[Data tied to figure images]
◆ ◆ ◆
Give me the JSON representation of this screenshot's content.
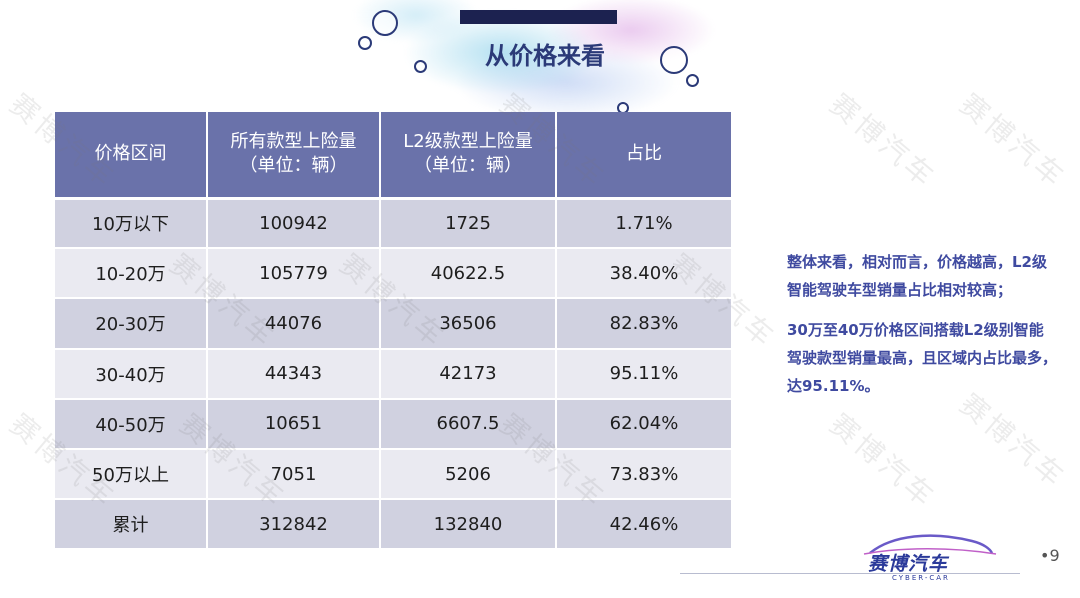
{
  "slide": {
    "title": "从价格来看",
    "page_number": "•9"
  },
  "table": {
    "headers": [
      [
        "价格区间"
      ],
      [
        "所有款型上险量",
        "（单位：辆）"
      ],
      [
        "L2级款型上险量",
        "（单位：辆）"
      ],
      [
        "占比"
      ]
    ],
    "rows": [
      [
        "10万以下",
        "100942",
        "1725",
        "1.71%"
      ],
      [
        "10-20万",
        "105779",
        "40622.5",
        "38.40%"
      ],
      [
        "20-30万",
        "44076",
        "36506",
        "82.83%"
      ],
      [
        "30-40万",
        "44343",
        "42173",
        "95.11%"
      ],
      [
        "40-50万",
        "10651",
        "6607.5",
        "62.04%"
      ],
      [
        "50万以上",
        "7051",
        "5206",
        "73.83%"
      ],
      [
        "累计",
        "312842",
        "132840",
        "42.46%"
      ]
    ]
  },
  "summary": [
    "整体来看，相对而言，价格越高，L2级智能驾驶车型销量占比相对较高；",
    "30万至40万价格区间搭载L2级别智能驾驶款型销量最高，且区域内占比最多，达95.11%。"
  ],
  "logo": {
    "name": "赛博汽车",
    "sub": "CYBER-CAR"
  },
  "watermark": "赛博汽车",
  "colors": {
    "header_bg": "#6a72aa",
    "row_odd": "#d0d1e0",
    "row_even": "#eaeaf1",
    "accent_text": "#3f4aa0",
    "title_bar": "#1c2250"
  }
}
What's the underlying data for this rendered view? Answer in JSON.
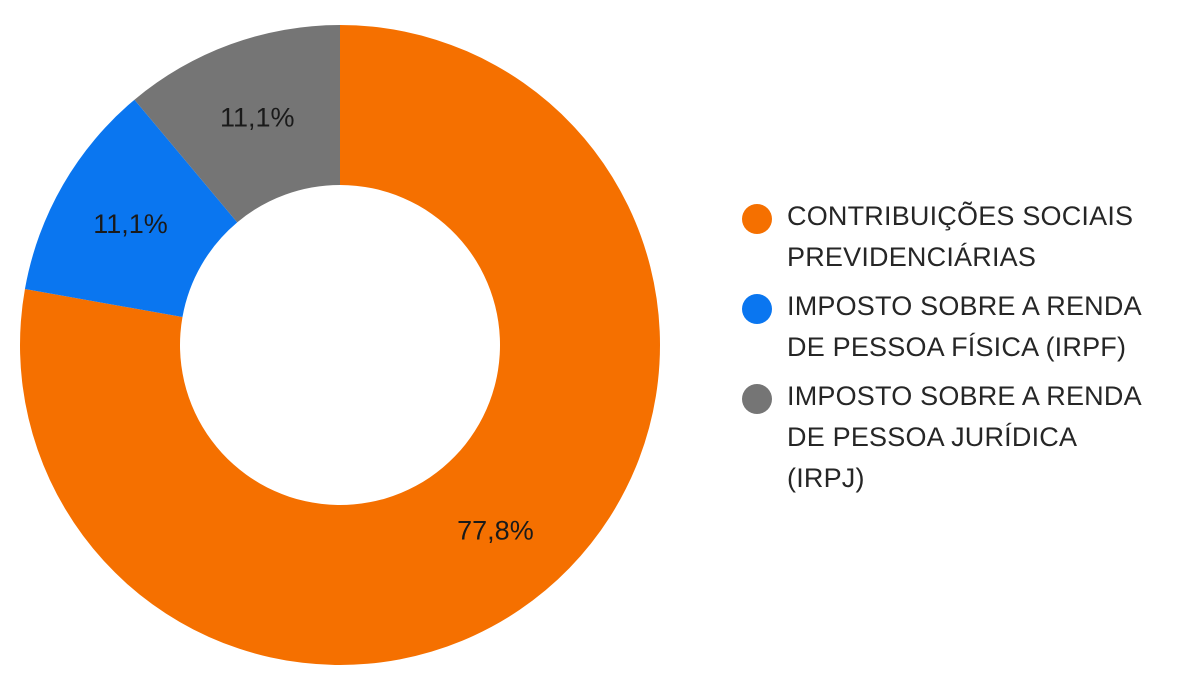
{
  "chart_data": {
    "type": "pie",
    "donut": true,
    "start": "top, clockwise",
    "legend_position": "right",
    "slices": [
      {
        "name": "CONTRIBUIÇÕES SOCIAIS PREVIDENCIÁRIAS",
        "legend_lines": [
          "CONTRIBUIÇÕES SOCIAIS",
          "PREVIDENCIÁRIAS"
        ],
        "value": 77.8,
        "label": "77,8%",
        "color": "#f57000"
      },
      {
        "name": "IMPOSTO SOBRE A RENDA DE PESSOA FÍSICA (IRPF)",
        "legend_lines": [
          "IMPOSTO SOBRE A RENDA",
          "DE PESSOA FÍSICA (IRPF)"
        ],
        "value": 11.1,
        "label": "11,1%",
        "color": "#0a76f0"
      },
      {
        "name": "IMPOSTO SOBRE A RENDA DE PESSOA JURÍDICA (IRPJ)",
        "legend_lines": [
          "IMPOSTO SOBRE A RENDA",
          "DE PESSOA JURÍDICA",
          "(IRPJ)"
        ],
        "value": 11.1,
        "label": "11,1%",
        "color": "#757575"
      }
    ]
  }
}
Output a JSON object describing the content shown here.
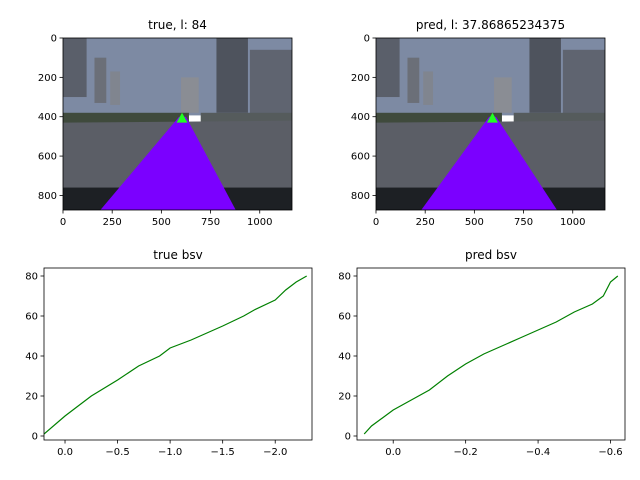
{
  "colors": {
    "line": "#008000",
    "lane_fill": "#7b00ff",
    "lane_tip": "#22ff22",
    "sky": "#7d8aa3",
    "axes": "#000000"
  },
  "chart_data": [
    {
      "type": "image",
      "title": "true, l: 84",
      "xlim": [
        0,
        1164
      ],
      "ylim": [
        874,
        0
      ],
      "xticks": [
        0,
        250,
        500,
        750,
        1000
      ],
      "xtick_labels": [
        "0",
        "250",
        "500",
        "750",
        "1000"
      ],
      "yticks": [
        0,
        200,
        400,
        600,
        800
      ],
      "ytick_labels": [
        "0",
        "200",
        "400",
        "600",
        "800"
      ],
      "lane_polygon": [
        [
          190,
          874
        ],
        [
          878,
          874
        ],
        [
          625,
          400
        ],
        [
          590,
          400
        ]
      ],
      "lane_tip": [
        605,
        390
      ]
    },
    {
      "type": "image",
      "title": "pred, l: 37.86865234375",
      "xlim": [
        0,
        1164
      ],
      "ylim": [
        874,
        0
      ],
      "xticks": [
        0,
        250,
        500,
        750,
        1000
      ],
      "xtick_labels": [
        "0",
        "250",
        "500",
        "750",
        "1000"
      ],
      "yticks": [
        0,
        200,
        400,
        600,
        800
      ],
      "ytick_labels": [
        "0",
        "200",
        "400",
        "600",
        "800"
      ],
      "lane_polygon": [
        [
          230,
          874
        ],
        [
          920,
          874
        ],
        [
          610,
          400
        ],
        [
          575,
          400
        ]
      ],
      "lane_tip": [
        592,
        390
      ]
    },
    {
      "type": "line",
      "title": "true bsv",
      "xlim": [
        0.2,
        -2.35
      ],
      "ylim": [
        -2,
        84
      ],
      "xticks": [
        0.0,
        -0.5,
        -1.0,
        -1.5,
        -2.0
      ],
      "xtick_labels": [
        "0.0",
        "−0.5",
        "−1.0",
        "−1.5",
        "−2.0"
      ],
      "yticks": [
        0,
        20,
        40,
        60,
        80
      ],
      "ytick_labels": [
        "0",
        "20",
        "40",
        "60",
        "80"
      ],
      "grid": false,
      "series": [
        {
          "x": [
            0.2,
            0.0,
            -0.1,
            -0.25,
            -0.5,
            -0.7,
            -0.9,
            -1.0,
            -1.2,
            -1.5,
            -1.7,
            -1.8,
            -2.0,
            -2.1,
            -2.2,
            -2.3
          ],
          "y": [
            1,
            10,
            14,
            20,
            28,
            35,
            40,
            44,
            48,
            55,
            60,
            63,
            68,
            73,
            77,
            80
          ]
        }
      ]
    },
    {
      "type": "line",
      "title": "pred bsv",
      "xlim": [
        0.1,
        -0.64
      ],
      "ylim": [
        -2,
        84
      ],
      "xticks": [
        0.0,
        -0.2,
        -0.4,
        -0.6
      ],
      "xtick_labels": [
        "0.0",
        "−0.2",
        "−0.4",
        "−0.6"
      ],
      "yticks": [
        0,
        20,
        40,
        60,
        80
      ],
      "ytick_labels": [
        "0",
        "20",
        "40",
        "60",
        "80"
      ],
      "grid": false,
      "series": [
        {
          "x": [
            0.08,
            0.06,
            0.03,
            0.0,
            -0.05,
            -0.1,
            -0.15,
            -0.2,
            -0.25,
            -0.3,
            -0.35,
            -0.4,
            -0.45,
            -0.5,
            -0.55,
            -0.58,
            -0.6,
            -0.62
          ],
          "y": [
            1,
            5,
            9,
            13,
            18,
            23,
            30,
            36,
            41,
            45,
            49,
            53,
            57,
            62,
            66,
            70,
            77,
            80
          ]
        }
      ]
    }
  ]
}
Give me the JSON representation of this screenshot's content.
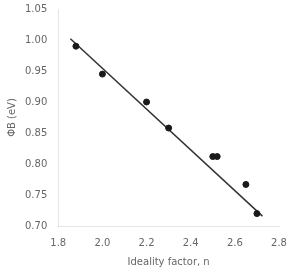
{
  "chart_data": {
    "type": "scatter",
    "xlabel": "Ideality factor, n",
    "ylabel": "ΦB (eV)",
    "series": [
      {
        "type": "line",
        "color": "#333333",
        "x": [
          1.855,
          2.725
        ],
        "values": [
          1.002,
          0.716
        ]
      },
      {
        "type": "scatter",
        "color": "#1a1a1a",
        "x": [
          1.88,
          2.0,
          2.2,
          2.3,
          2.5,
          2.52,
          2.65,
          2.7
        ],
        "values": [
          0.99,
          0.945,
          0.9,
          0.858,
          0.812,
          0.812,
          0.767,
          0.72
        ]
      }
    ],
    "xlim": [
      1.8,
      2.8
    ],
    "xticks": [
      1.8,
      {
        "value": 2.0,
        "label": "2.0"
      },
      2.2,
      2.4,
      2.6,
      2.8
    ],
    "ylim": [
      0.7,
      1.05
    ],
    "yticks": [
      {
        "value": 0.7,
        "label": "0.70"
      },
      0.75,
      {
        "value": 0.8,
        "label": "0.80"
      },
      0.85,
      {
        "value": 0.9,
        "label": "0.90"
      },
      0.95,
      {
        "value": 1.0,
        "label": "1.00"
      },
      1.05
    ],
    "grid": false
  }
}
◆ ◆ ◆
EXERCISE REQUIREMENTS:
Leave the images out, please, and restate each line word for word.

EXERCISE OUTPUT:
Give me the JSON representation of this screenshot's content.
{
  "slide": {
    "title": "从价格来看",
    "page_number": "•9"
  },
  "table": {
    "headers": [
      [
        "价格区间"
      ],
      [
        "所有款型上险量",
        "（单位：辆）"
      ],
      [
        "L2级款型上险量",
        "（单位：辆）"
      ],
      [
        "占比"
      ]
    ],
    "rows": [
      [
        "10万以下",
        "100942",
        "1725",
        "1.71%"
      ],
      [
        "10-20万",
        "105779",
        "40622.5",
        "38.40%"
      ],
      [
        "20-30万",
        "44076",
        "36506",
        "82.83%"
      ],
      [
        "30-40万",
        "44343",
        "42173",
        "95.11%"
      ],
      [
        "40-50万",
        "10651",
        "6607.5",
        "62.04%"
      ],
      [
        "50万以上",
        "7051",
        "5206",
        "73.83%"
      ],
      [
        "累计",
        "312842",
        "132840",
        "42.46%"
      ]
    ]
  },
  "summary": [
    "整体来看，相对而言，价格越高，L2级智能驾驶车型销量占比相对较高；",
    "30万至40万价格区间搭载L2级别智能驾驶款型销量最高，且区域内占比最多，达95.11%。"
  ],
  "logo": {
    "name": "赛博汽车",
    "sub": "CYBER-CAR"
  },
  "watermark": "赛博汽车",
  "colors": {
    "header_bg": "#6a72aa",
    "row_odd": "#d0d1e0",
    "row_even": "#eaeaf1",
    "accent_text": "#3f4aa0",
    "title_bar": "#1c2250"
  }
}
What's the underlying data for this rendered view? Answer in JSON.
{
  "chart_data": {
    "type": "pie",
    "donut": true,
    "start": "top, clockwise",
    "legend_position": "right",
    "slices": [
      {
        "name": "CONTRIBUIÇÕES SOCIAIS PREVIDENCIÁRIAS",
        "legend_lines": [
          "CONTRIBUIÇÕES SOCIAIS",
          "PREVIDENCIÁRIAS"
        ],
        "value": 77.8,
        "label": "77,8%",
        "color": "#f57000"
      },
      {
        "name": "IMPOSTO SOBRE A RENDA DE PESSOA FÍSICA (IRPF)",
        "legend_lines": [
          "IMPOSTO SOBRE A RENDA",
          "DE PESSOA FÍSICA (IRPF)"
        ],
        "value": 11.1,
        "label": "11,1%",
        "color": "#0a76f0"
      },
      {
        "name": "IMPOSTO SOBRE A RENDA DE PESSOA JURÍDICA (IRPJ)",
        "legend_lines": [
          "IMPOSTO SOBRE A RENDA",
          "DE PESSOA JURÍDICA",
          "(IRPJ)"
        ],
        "value": 11.1,
        "label": "11,1%",
        "color": "#757575"
      }
    ]
  }
}
Output a JSON object describing the content shown here.
{
  "colors": {
    "line": "#008000",
    "lane_fill": "#7b00ff",
    "lane_tip": "#22ff22",
    "sky": "#7d8aa3",
    "axes": "#000000"
  },
  "chart_data": [
    {
      "type": "image",
      "title": "true, l: 84",
      "xlim": [
        0,
        1164
      ],
      "ylim": [
        874,
        0
      ],
      "xticks": [
        0,
        250,
        500,
        750,
        1000
      ],
      "xtick_labels": [
        "0",
        "250",
        "500",
        "750",
        "1000"
      ],
      "yticks": [
        0,
        200,
        400,
        600,
        800
      ],
      "ytick_labels": [
        "0",
        "200",
        "400",
        "600",
        "800"
      ],
      "lane_polygon": [
        [
          190,
          874
        ],
        [
          878,
          874
        ],
        [
          625,
          400
        ],
        [
          590,
          400
        ]
      ],
      "lane_tip": [
        605,
        390
      ]
    },
    {
      "type": "image",
      "title": "pred, l: 37.86865234375",
      "xlim": [
        0,
        1164
      ],
      "ylim": [
        874,
        0
      ],
      "xticks": [
        0,
        250,
        500,
        750,
        1000
      ],
      "xtick_labels": [
        "0",
        "250",
        "500",
        "750",
        "1000"
      ],
      "yticks": [
        0,
        200,
        400,
        600,
        800
      ],
      "ytick_labels": [
        "0",
        "200",
        "400",
        "600",
        "800"
      ],
      "lane_polygon": [
        [
          230,
          874
        ],
        [
          920,
          874
        ],
        [
          610,
          400
        ],
        [
          575,
          400
        ]
      ],
      "lane_tip": [
        592,
        390
      ]
    },
    {
      "type": "line",
      "title": "true bsv",
      "xlim": [
        0.2,
        -2.35
      ],
      "ylim": [
        -2,
        84
      ],
      "xticks": [
        0.0,
        -0.5,
        -1.0,
        -1.5,
        -2.0
      ],
      "xtick_labels": [
        "0.0",
        "−0.5",
        "−1.0",
        "−1.5",
        "−2.0"
      ],
      "yticks": [
        0,
        20,
        40,
        60,
        80
      ],
      "ytick_labels": [
        "0",
        "20",
        "40",
        "60",
        "80"
      ],
      "grid": false,
      "series": [
        {
          "x": [
            0.2,
            0.0,
            -0.1,
            -0.25,
            -0.5,
            -0.7,
            -0.9,
            -1.0,
            -1.2,
            -1.5,
            -1.7,
            -1.8,
            -2.0,
            -2.1,
            -2.2,
            -2.3
          ],
          "y": [
            1,
            10,
            14,
            20,
            28,
            35,
            40,
            44,
            48,
            55,
            60,
            63,
            68,
            73,
            77,
            80
          ]
        }
      ]
    },
    {
      "type": "line",
      "title": "pred bsv",
      "xlim": [
        0.1,
        -0.64
      ],
      "ylim": [
        -2,
        84
      ],
      "xticks": [
        0.0,
        -0.2,
        -0.4,
        -0.6
      ],
      "xtick_labels": [
        "0.0",
        "−0.2",
        "−0.4",
        "−0.6"
      ],
      "yticks": [
        0,
        20,
        40,
        60,
        80
      ],
      "ytick_labels": [
        "0",
        "20",
        "40",
        "60",
        "80"
      ],
      "grid": false,
      "series": [
        {
          "x": [
            0.08,
            0.06,
            0.03,
            0.0,
            -0.05,
            -0.1,
            -0.15,
            -0.2,
            -0.25,
            -0.3,
            -0.35,
            -0.4,
            -0.45,
            -0.5,
            -0.55,
            -0.58,
            -0.6,
            -0.62
          ],
          "y": [
            1,
            5,
            9,
            13,
            18,
            23,
            30,
            36,
            41,
            45,
            49,
            53,
            57,
            62,
            66,
            70,
            77,
            80
          ]
        }
      ]
    }
  ]
}
Give me the JSON representation of this screenshot's content.
{
  "chart_data": {
    "type": "scatter",
    "xlabel": "Ideality factor, n",
    "ylabel": "ΦB (eV)",
    "series": [
      {
        "type": "line",
        "color": "#333333",
        "x": [
          1.855,
          2.725
        ],
        "values": [
          1.002,
          0.716
        ]
      },
      {
        "type": "scatter",
        "color": "#1a1a1a",
        "x": [
          1.88,
          2.0,
          2.2,
          2.3,
          2.5,
          2.52,
          2.65,
          2.7
        ],
        "values": [
          0.99,
          0.945,
          0.9,
          0.858,
          0.812,
          0.812,
          0.767,
          0.72
        ]
      }
    ],
    "xlim": [
      1.8,
      2.8
    ],
    "xticks": [
      1.8,
      {
        "value": 2.0,
        "label": "2.0"
      },
      2.2,
      2.4,
      2.6,
      2.8
    ],
    "ylim": [
      0.7,
      1.05
    ],
    "yticks": [
      {
        "value": 0.7,
        "label": "0.70"
      },
      0.75,
      {
        "value": 0.8,
        "label": "0.80"
      },
      0.85,
      {
        "value": 0.9,
        "label": "0.90"
      },
      0.95,
      {
        "value": 1.0,
        "label": "1.00"
      },
      1.05
    ],
    "grid": false
  }
}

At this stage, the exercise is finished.